◆ LISTING ◆

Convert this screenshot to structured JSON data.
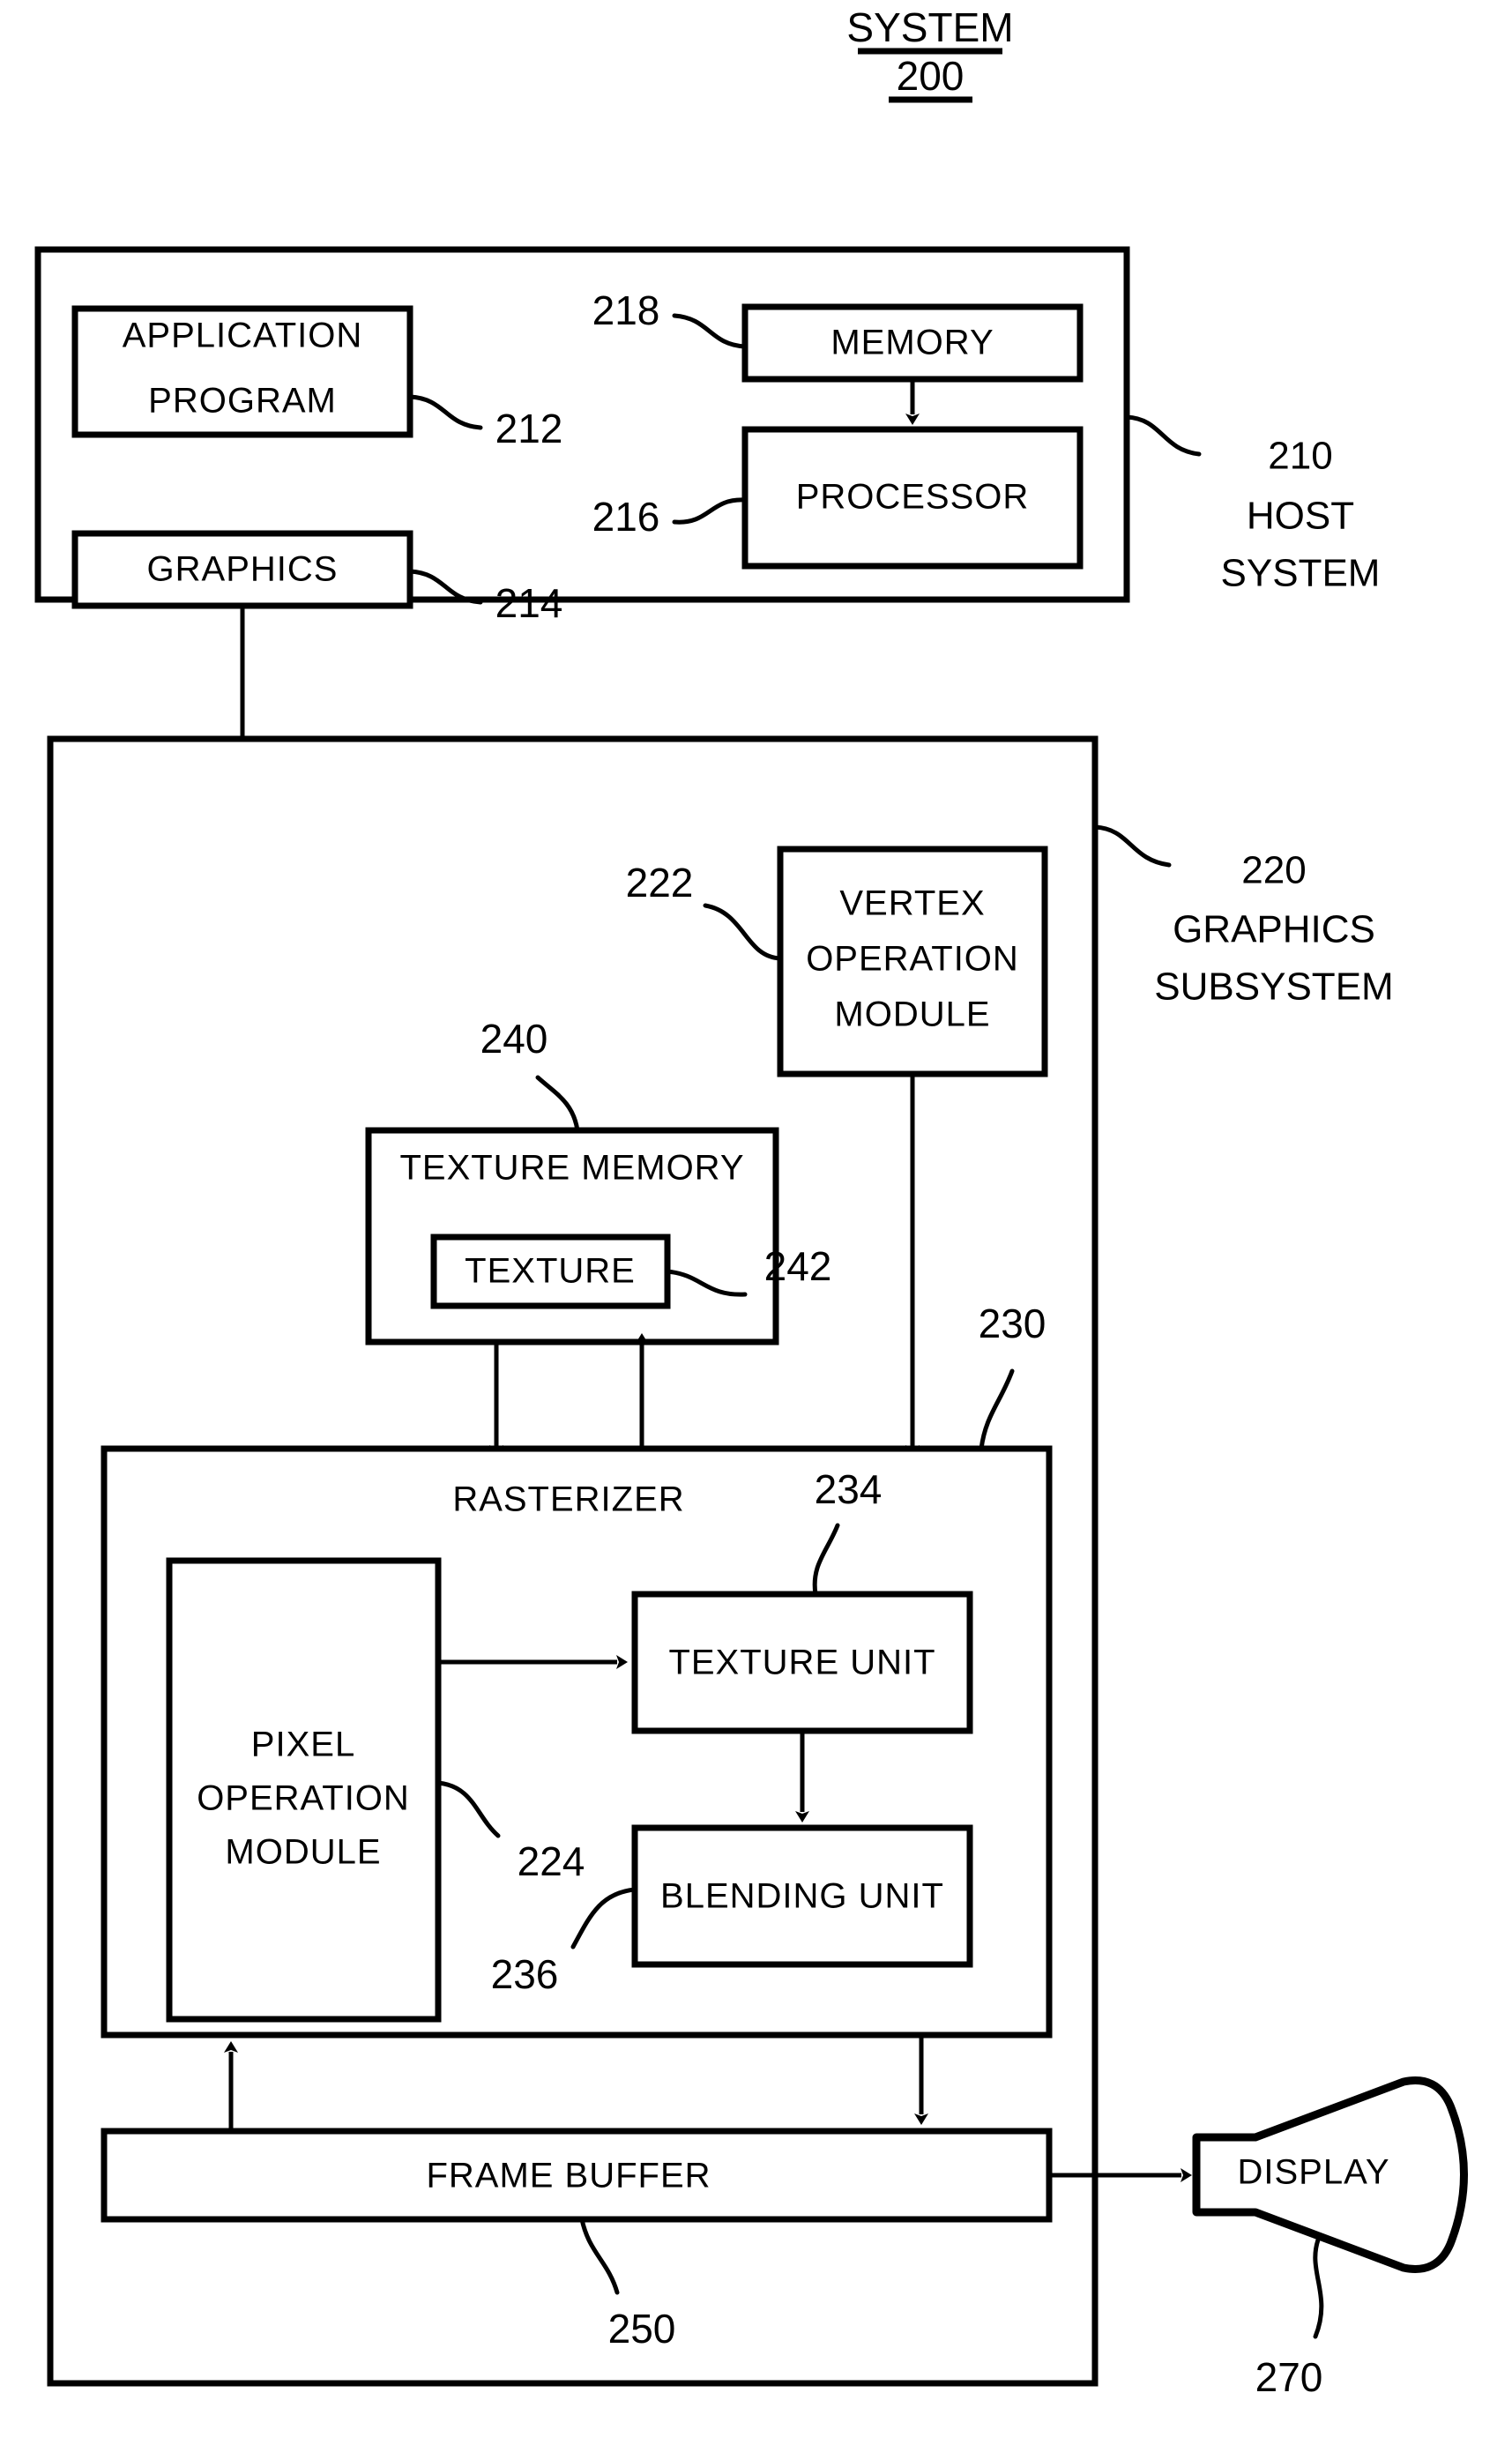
{
  "figure": {
    "title_line1": "SYSTEM",
    "title_line2": "200"
  },
  "host_system": {
    "ref": "210",
    "label_line1": "HOST",
    "label_line2": "SYSTEM",
    "blocks": [
      {
        "name": "application-program",
        "ref": "212",
        "line1": "APPLICATION",
        "line2": "PROGRAM"
      },
      {
        "name": "graphics",
        "ref": "214",
        "line1": "GRAPHICS",
        "line2": ""
      },
      {
        "name": "processor",
        "ref": "216",
        "line1": "PROCESSOR",
        "line2": ""
      },
      {
        "name": "memory",
        "ref": "218",
        "line1": "MEMORY",
        "line2": ""
      }
    ]
  },
  "graphics_subsystem": {
    "ref": "220",
    "label_line1": "GRAPHICS",
    "label_line2": "SUBSYSTEM",
    "blocks": [
      {
        "name": "vertex-operation-module",
        "ref": "222",
        "line1": "VERTEX",
        "line2": "OPERATION",
        "line3": "MODULE"
      },
      {
        "name": "texture-memory",
        "ref": "240",
        "line1": "TEXTURE MEMORY"
      },
      {
        "name": "texture",
        "ref": "242",
        "line1": "TEXTURE"
      },
      {
        "name": "rasterizer",
        "ref": "230",
        "line1": "RASTERIZER"
      },
      {
        "name": "pixel-operation-module",
        "ref": "224",
        "line1": "PIXEL",
        "line2": "OPERATION",
        "line3": "MODULE"
      },
      {
        "name": "texture-unit",
        "ref": "234",
        "line1": "TEXTURE  UNIT"
      },
      {
        "name": "blending-unit",
        "ref": "236",
        "line1": "BLENDING  UNIT"
      },
      {
        "name": "frame-buffer",
        "ref": "250",
        "line1": "FRAME  BUFFER"
      }
    ]
  },
  "display": {
    "name": "display",
    "ref": "270",
    "label": "DISPLAY"
  }
}
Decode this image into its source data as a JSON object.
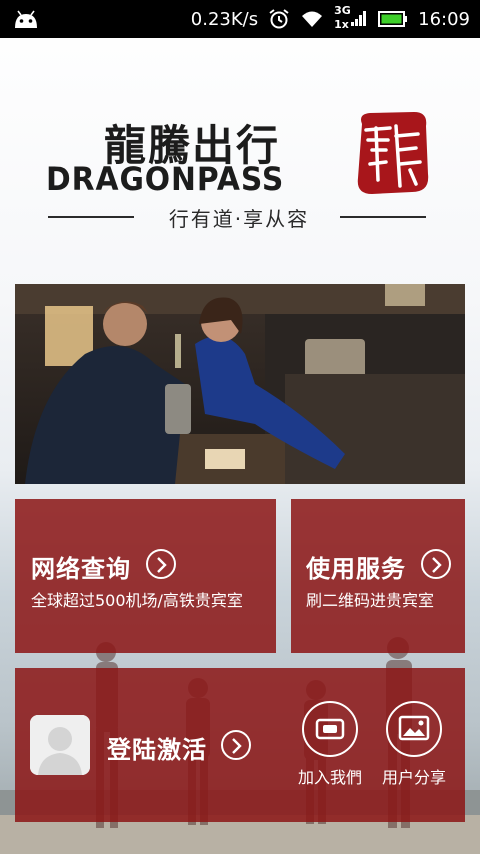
{
  "status_bar": {
    "speed": "0.23K/s",
    "network_top": "3G",
    "network_bottom": "1x",
    "time": "16:09",
    "icons": [
      "android-icon",
      "alarm-icon",
      "wifi-icon",
      "signal-icon",
      "battery-icon"
    ]
  },
  "brand": {
    "name_cn": "龍騰出行",
    "name_en": "DRAGONPASS",
    "slogan": "行有道·享从容",
    "seal_char": "龍",
    "seal_color": "#a8161b"
  },
  "hero": {
    "image": "airport-lounge-photo"
  },
  "tiles": {
    "search": {
      "title": "网络查询",
      "subtitle": "全球超过500机场/高铁贵宾室"
    },
    "service": {
      "title": "使用服务",
      "subtitle": "刷二维码进贵宾室"
    },
    "login": {
      "title": "登陆激活"
    }
  },
  "actions": {
    "join": {
      "label": "加入我們",
      "icon": "card-icon"
    },
    "share": {
      "label": "用户分享",
      "icon": "picture-icon"
    }
  },
  "colors": {
    "tile_bg": "#8c1616",
    "status_bar": "#000000",
    "battery": "#3ecf2a"
  }
}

◆ EXERCISE REQUIREMENTS ◆
Repeat the records above exactly, leaving out the pictures.

◆ OUTPUT OF THE EXERCISE ◆
Convert this screenshot to structured JSON data.
{
  "figure": {
    "title_line1": "SYSTEM",
    "title_line2": "200"
  },
  "host_system": {
    "ref": "210",
    "label_line1": "HOST",
    "label_line2": "SYSTEM",
    "blocks": [
      {
        "name": "application-program",
        "ref": "212",
        "line1": "APPLICATION",
        "line2": "PROGRAM"
      },
      {
        "name": "graphics",
        "ref": "214",
        "line1": "GRAPHICS",
        "line2": ""
      },
      {
        "name": "processor",
        "ref": "216",
        "line1": "PROCESSOR",
        "line2": ""
      },
      {
        "name": "memory",
        "ref": "218",
        "line1": "MEMORY",
        "line2": ""
      }
    ]
  },
  "graphics_subsystem": {
    "ref": "220",
    "label_line1": "GRAPHICS",
    "label_line2": "SUBSYSTEM",
    "blocks": [
      {
        "name": "vertex-operation-module",
        "ref": "222",
        "line1": "VERTEX",
        "line2": "OPERATION",
        "line3": "MODULE"
      },
      {
        "name": "texture-memory",
        "ref": "240",
        "line1": "TEXTURE MEMORY"
      },
      {
        "name": "texture",
        "ref": "242",
        "line1": "TEXTURE"
      },
      {
        "name": "rasterizer",
        "ref": "230",
        "line1": "RASTERIZER"
      },
      {
        "name": "pixel-operation-module",
        "ref": "224",
        "line1": "PIXEL",
        "line2": "OPERATION",
        "line3": "MODULE"
      },
      {
        "name": "texture-unit",
        "ref": "234",
        "line1": "TEXTURE  UNIT"
      },
      {
        "name": "blending-unit",
        "ref": "236",
        "line1": "BLENDING  UNIT"
      },
      {
        "name": "frame-buffer",
        "ref": "250",
        "line1": "FRAME  BUFFER"
      }
    ]
  },
  "display": {
    "name": "display",
    "ref": "270",
    "label": "DISPLAY"
  }
}
Decode this image into its source data as a JSON object.
{
  "status_bar": {
    "speed": "0.23K/s",
    "network_top": "3G",
    "network_bottom": "1x",
    "time": "16:09",
    "icons": [
      "android-icon",
      "alarm-icon",
      "wifi-icon",
      "signal-icon",
      "battery-icon"
    ]
  },
  "brand": {
    "name_cn": "龍騰出行",
    "name_en": "DRAGONPASS",
    "slogan": "行有道·享从容",
    "seal_char": "龍",
    "seal_color": "#a8161b"
  },
  "hero": {
    "image": "airport-lounge-photo"
  },
  "tiles": {
    "search": {
      "title": "网络查询",
      "subtitle": "全球超过500机场/高铁贵宾室"
    },
    "service": {
      "title": "使用服务",
      "subtitle": "刷二维码进贵宾室"
    },
    "login": {
      "title": "登陆激活"
    }
  },
  "actions": {
    "join": {
      "label": "加入我們",
      "icon": "card-icon"
    },
    "share": {
      "label": "用户分享",
      "icon": "picture-icon"
    }
  },
  "colors": {
    "tile_bg": "#8c1616",
    "status_bar": "#000000",
    "battery": "#3ecf2a"
  }
}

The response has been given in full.